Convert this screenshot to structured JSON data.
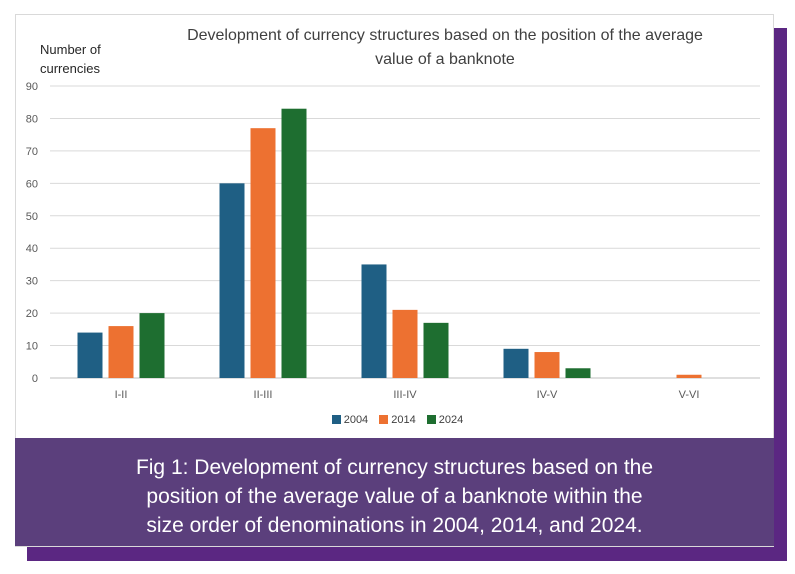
{
  "chart_data": {
    "type": "bar",
    "title": "Development of currency structures based on the position of the average value of a banknote",
    "title_lines": [
      "Development of currency structures based on the position of the average",
      "value of a banknote"
    ],
    "ylabel_lines": [
      "Number of",
      "currencies"
    ],
    "xlabel": "",
    "categories": [
      "I-II",
      "II-III",
      "III-IV",
      "IV-V",
      "V-VI"
    ],
    "yticks": [
      0,
      10,
      20,
      30,
      40,
      50,
      60,
      70,
      80,
      90
    ],
    "ylim": [
      0,
      90
    ],
    "grid": true,
    "legend_position": "bottom",
    "series": [
      {
        "name": "2004",
        "color": "#1f5f84",
        "values": [
          14,
          60,
          35,
          9,
          0
        ]
      },
      {
        "name": "2014",
        "color": "#ed7131",
        "values": [
          16,
          77,
          21,
          8,
          1
        ]
      },
      {
        "name": "2024",
        "color": "#1e6e30",
        "values": [
          20,
          83,
          17,
          3,
          0
        ]
      }
    ]
  },
  "caption": {
    "lines": [
      "Fig 1: Development of currency structures based on the",
      "position of the average value of a banknote within the",
      "size order of denominations in 2004, 2014, and 2024."
    ],
    "background": "#5b3f7c"
  }
}
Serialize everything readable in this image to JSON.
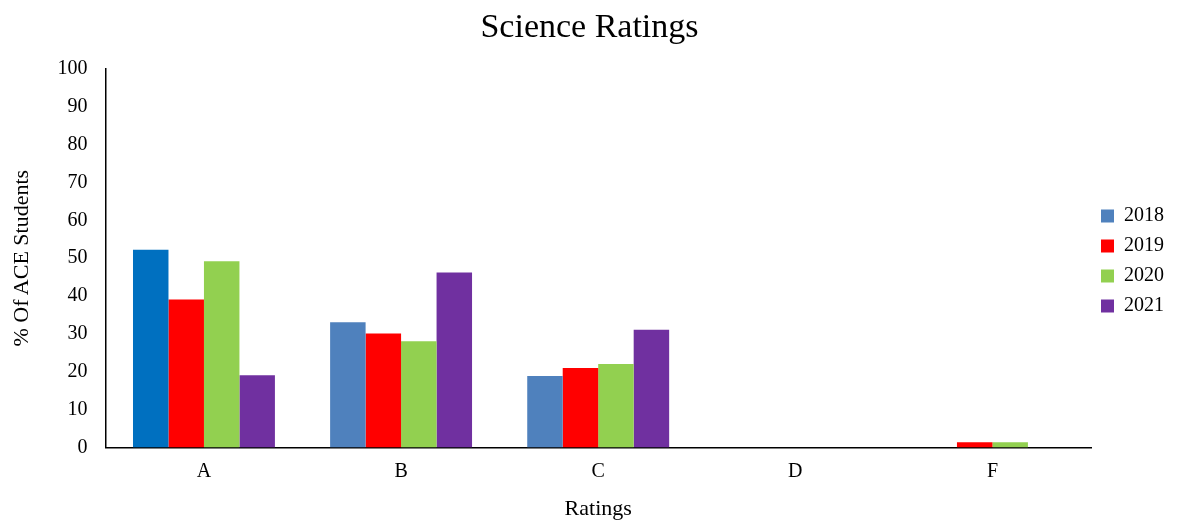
{
  "chart_data": {
    "type": "bar",
    "title": "Science Ratings",
    "xlabel": "Ratings",
    "ylabel": "% Of ACE Students",
    "categories": [
      "A",
      "B",
      "C",
      "D",
      "F"
    ],
    "series": [
      {
        "name": "2018",
        "color": "#4f81bd",
        "colors": [
          "#0070c0",
          "#4f81bd",
          "#4f81bd",
          "#4f81bd",
          "#4f81bd"
        ],
        "values": [
          52.2,
          33.1,
          18.9,
          0,
          0
        ]
      },
      {
        "name": "2019",
        "color": "#ff0000",
        "values": [
          39.1,
          30.1,
          21.0,
          0,
          1.4
        ]
      },
      {
        "name": "2020",
        "color": "#92d050",
        "values": [
          49.2,
          28.1,
          22.1,
          0,
          1.4
        ]
      },
      {
        "name": "2021",
        "color": "#7030a0",
        "values": [
          19.1,
          46.2,
          31.1,
          0,
          0
        ]
      }
    ],
    "ylim": [
      0,
      100
    ],
    "yticks": [
      0,
      10,
      20,
      30,
      40,
      50,
      60,
      70,
      80,
      90,
      100
    ],
    "grid": false,
    "legend": "right"
  }
}
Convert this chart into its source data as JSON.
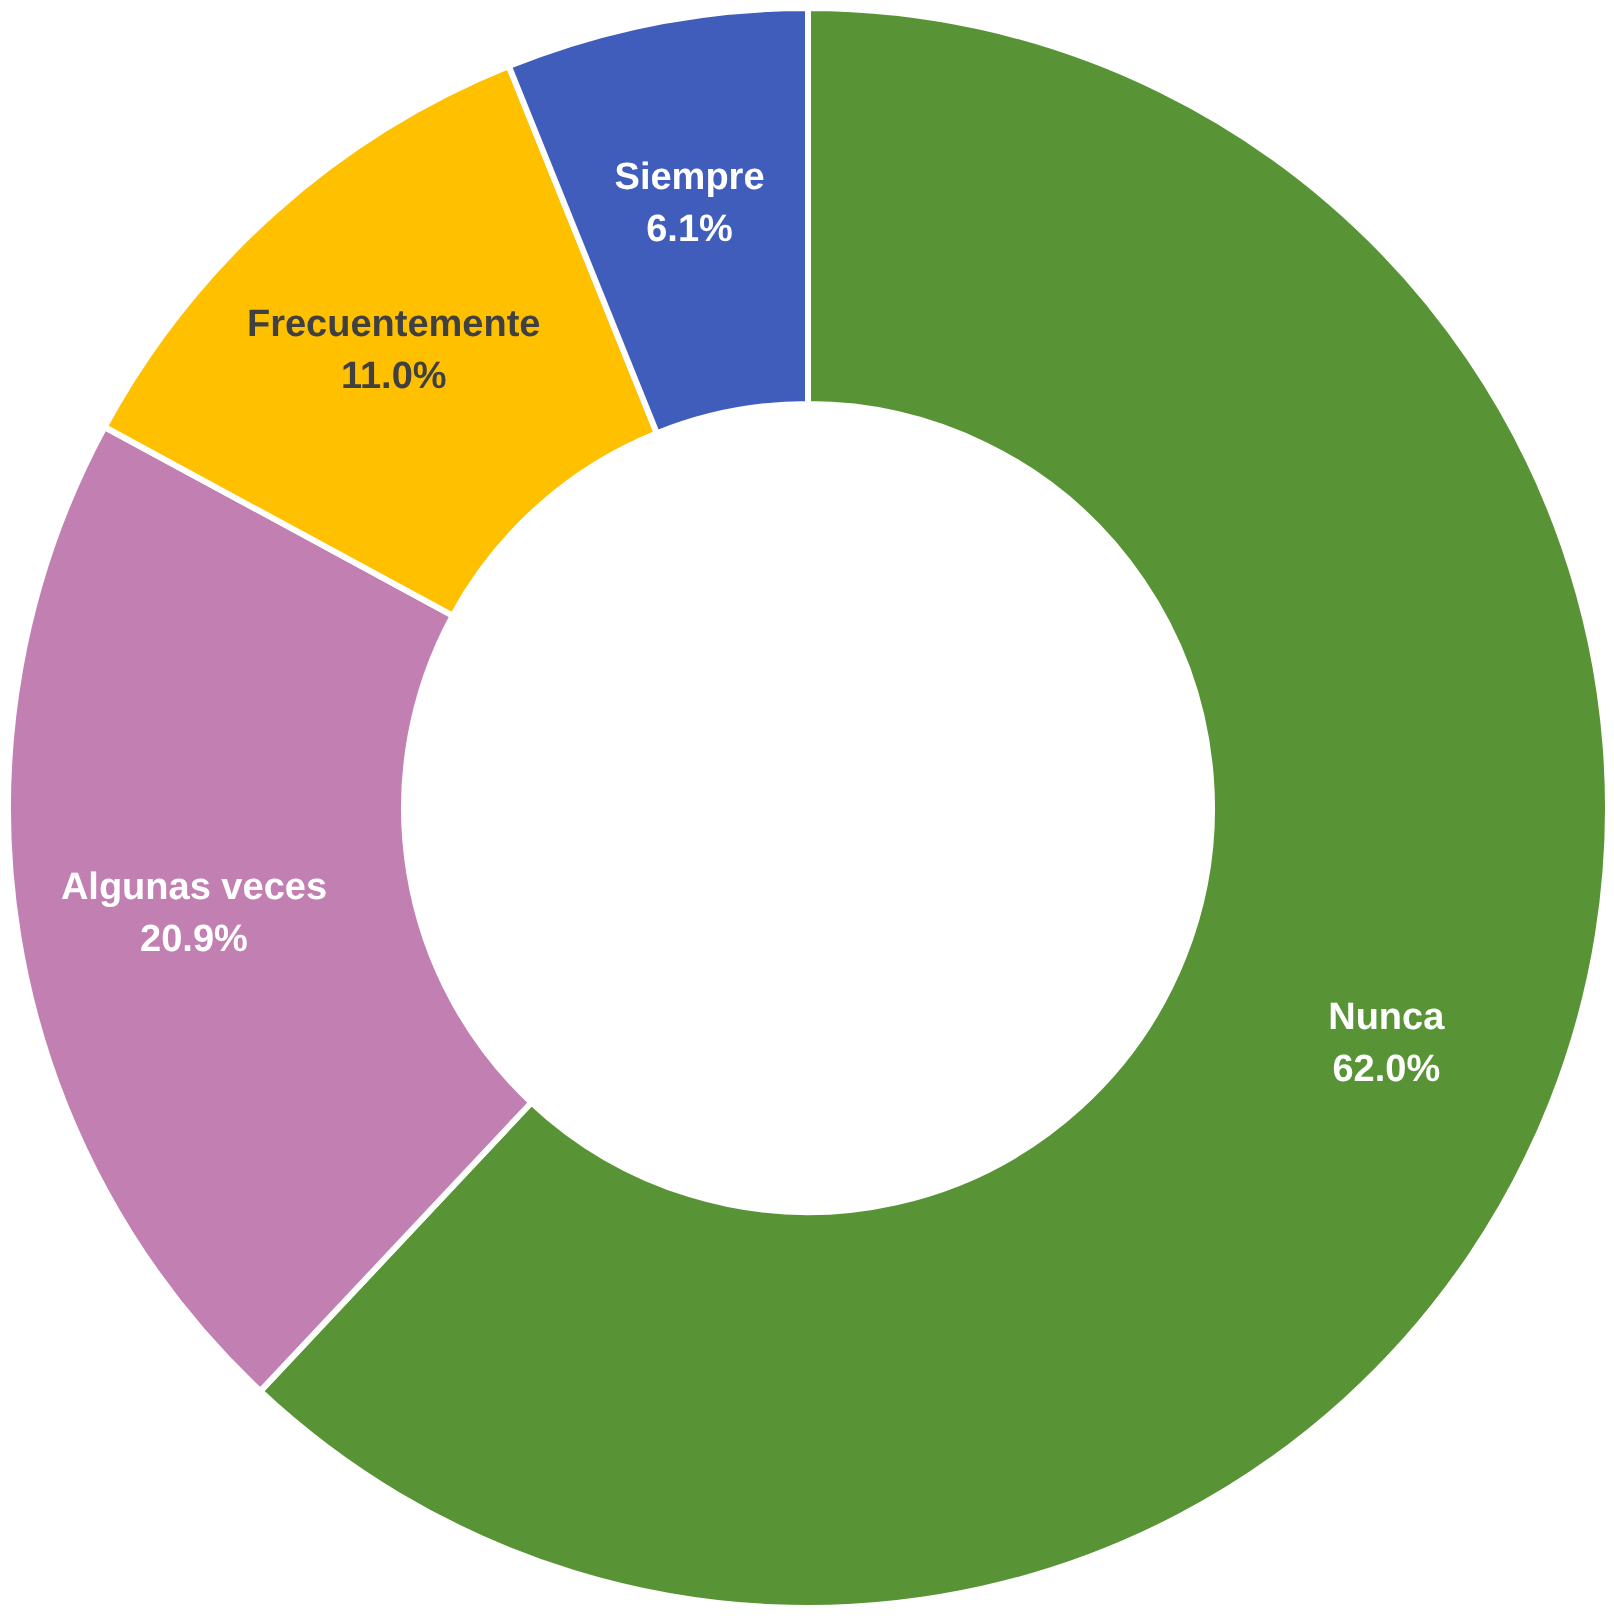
{
  "chart_data": {
    "type": "donut",
    "categories": [
      "Nunca",
      "Algunas veces",
      "Frecuentemente",
      "Siempre"
    ],
    "values": [
      62.0,
      20.9,
      11.0,
      6.1
    ],
    "colors": [
      "#589435",
      "#c27fb2",
      "#ffc000",
      "#405dbb"
    ],
    "value_labels": [
      "62.0%",
      "20.9%",
      "11.0%",
      "6.1%"
    ]
  }
}
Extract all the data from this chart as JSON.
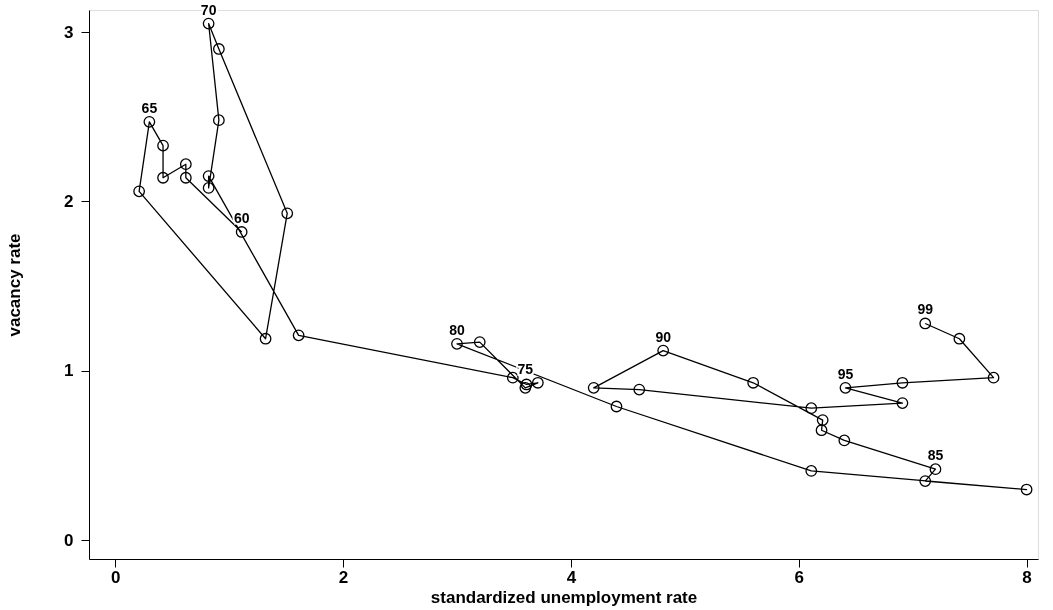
{
  "chart_data": {
    "type": "line",
    "xlabel": "standardized unemployment rate",
    "ylabel": "vacancy rate",
    "x": [
      1.11,
      0.62,
      0.62,
      0.42,
      0.42,
      0.3,
      0.21,
      1.32,
      1.51,
      0.91,
      0.82,
      0.91,
      0.82,
      0.82,
      1.61,
      3.49,
      3.61,
      3.71,
      3.6,
      3.2,
      3.0,
      4.4,
      6.11,
      8.0,
      7.11,
      7.2,
      6.4,
      6.2,
      6.21,
      5.6,
      4.81,
      4.2,
      4.6,
      6.11,
      6.91,
      6.41,
      6.91,
      7.71,
      7.41,
      7.11
    ],
    "series": [
      {
        "color": "#000000",
        "values": [
          1.82,
          2.14,
          2.22,
          2.14,
          2.33,
          2.47,
          2.06,
          1.19,
          1.93,
          2.9,
          3.05,
          2.48,
          2.08,
          2.15,
          1.21,
          0.96,
          0.92,
          0.93,
          0.9,
          1.17,
          1.16,
          0.79,
          0.41,
          0.3,
          0.35,
          0.42,
          0.59,
          0.65,
          0.71,
          0.93,
          1.12,
          0.9,
          0.89,
          0.78,
          0.81,
          0.9,
          0.93,
          0.96,
          1.19,
          1.28
        ]
      }
    ],
    "marker": "circle",
    "line_style": "solid",
    "grid": false,
    "xlim": [
      -0.23,
      8.1
    ],
    "ylim": [
      -0.11,
      3.13
    ],
    "xticks": [
      0,
      2,
      4,
      6,
      8
    ],
    "yticks": [
      0,
      1,
      2,
      3
    ],
    "annotations": [
      {
        "text": "60",
        "x": 1.11,
        "y": 1.82
      },
      {
        "text": "65",
        "x": 0.3,
        "y": 2.47
      },
      {
        "text": "70",
        "x": 0.82,
        "y": 3.05
      },
      {
        "text": "75",
        "x": 3.6,
        "y": 0.93
      },
      {
        "text": "80",
        "x": 3.0,
        "y": 1.16
      },
      {
        "text": "85",
        "x": 7.2,
        "y": 0.42
      },
      {
        "text": "90",
        "x": 4.81,
        "y": 1.12
      },
      {
        "text": "95",
        "x": 6.41,
        "y": 0.9
      },
      {
        "text": "99",
        "x": 7.11,
        "y": 1.28
      }
    ]
  }
}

→ **Problem requirements**:
Print all the records again exactly; do not include any picture.

→ **The response**:
Convert this screenshot to structured JSON data.
{
  "chart_data": {
    "type": "bar",
    "title": "Development of currency structures based on the position of the average value of a banknote",
    "title_lines": [
      "Development of currency structures based on the position of the average",
      "value of a banknote"
    ],
    "ylabel_lines": [
      "Number of",
      "currencies"
    ],
    "xlabel": "",
    "categories": [
      "I-II",
      "II-III",
      "III-IV",
      "IV-V",
      "V-VI"
    ],
    "yticks": [
      0,
      10,
      20,
      30,
      40,
      50,
      60,
      70,
      80,
      90
    ],
    "ylim": [
      0,
      90
    ],
    "grid": true,
    "legend_position": "bottom",
    "series": [
      {
        "name": "2004",
        "color": "#1f5f84",
        "values": [
          14,
          60,
          35,
          9,
          0
        ]
      },
      {
        "name": "2014",
        "color": "#ed7131",
        "values": [
          16,
          77,
          21,
          8,
          1
        ]
      },
      {
        "name": "2024",
        "color": "#1e6e30",
        "values": [
          20,
          83,
          17,
          3,
          0
        ]
      }
    ]
  },
  "caption": {
    "lines": [
      "Fig 1: Development of currency structures based on the",
      "position of the average value of a banknote within the",
      "size order of denominations in 2004, 2014, and 2024."
    ],
    "background": "#5b3f7c"
  }
}
Serialize everything readable in this image to JSON.
{
  "chart_data": {
    "type": "bar",
    "title": "Science Ratings",
    "xlabel": "Ratings",
    "ylabel": "% Of ACE Students",
    "categories": [
      "A",
      "B",
      "C",
      "D",
      "F"
    ],
    "series": [
      {
        "name": "2018",
        "color": "#4f81bd",
        "colors": [
          "#0070c0",
          "#4f81bd",
          "#4f81bd",
          "#4f81bd",
          "#4f81bd"
        ],
        "values": [
          52.2,
          33.1,
          18.9,
          0,
          0
        ]
      },
      {
        "name": "2019",
        "color": "#ff0000",
        "values": [
          39.1,
          30.1,
          21.0,
          0,
          1.4
        ]
      },
      {
        "name": "2020",
        "color": "#92d050",
        "values": [
          49.2,
          28.1,
          22.1,
          0,
          1.4
        ]
      },
      {
        "name": "2021",
        "color": "#7030a0",
        "values": [
          19.1,
          46.2,
          31.1,
          0,
          0
        ]
      }
    ],
    "ylim": [
      0,
      100
    ],
    "yticks": [
      0,
      10,
      20,
      30,
      40,
      50,
      60,
      70,
      80,
      90,
      100
    ],
    "grid": false,
    "legend": "right"
  }
}
Convert this chart into its source data as JSON.
{
  "chart_data": {
    "type": "donut",
    "categories": [
      "Nunca",
      "Algunas veces",
      "Frecuentemente",
      "Siempre"
    ],
    "values": [
      62.0,
      20.9,
      11.0,
      6.1
    ],
    "colors": [
      "#589435",
      "#c27fb2",
      "#ffc000",
      "#405dbb"
    ],
    "value_labels": [
      "62.0%",
      "20.9%",
      "11.0%",
      "6.1%"
    ]
  }
}
Extract all the data from this chart as JSON.
{
  "chart_data": {
    "type": "line",
    "xlabel": "standardized unemployment rate",
    "ylabel": "vacancy rate",
    "x": [
      1.11,
      0.62,
      0.62,
      0.42,
      0.42,
      0.3,
      0.21,
      1.32,
      1.51,
      0.91,
      0.82,
      0.91,
      0.82,
      0.82,
      1.61,
      3.49,
      3.61,
      3.71,
      3.6,
      3.2,
      3.0,
      4.4,
      6.11,
      8.0,
      7.11,
      7.2,
      6.4,
      6.2,
      6.21,
      5.6,
      4.81,
      4.2,
      4.6,
      6.11,
      6.91,
      6.41,
      6.91,
      7.71,
      7.41,
      7.11
    ],
    "series": [
      {
        "color": "#000000",
        "values": [
          1.82,
          2.14,
          2.22,
          2.14,
          2.33,
          2.47,
          2.06,
          1.19,
          1.93,
          2.9,
          3.05,
          2.48,
          2.08,
          2.15,
          1.21,
          0.96,
          0.92,
          0.93,
          0.9,
          1.17,
          1.16,
          0.79,
          0.41,
          0.3,
          0.35,
          0.42,
          0.59,
          0.65,
          0.71,
          0.93,
          1.12,
          0.9,
          0.89,
          0.78,
          0.81,
          0.9,
          0.93,
          0.96,
          1.19,
          1.28
        ]
      }
    ],
    "marker": "circle",
    "line_style": "solid",
    "grid": false,
    "xlim": [
      -0.23,
      8.1
    ],
    "ylim": [
      -0.11,
      3.13
    ],
    "xticks": [
      0,
      2,
      4,
      6,
      8
    ],
    "yticks": [
      0,
      1,
      2,
      3
    ],
    "annotations": [
      {
        "text": "60",
        "x": 1.11,
        "y": 1.82
      },
      {
        "text": "65",
        "x": 0.3,
        "y": 2.47
      },
      {
        "text": "70",
        "x": 0.82,
        "y": 3.05
      },
      {
        "text": "75",
        "x": 3.6,
        "y": 0.93
      },
      {
        "text": "80",
        "x": 3.0,
        "y": 1.16
      },
      {
        "text": "85",
        "x": 7.2,
        "y": 0.42
      },
      {
        "text": "90",
        "x": 4.81,
        "y": 1.12
      },
      {
        "text": "95",
        "x": 6.41,
        "y": 0.9
      },
      {
        "text": "99",
        "x": 7.11,
        "y": 1.28
      }
    ]
  }
}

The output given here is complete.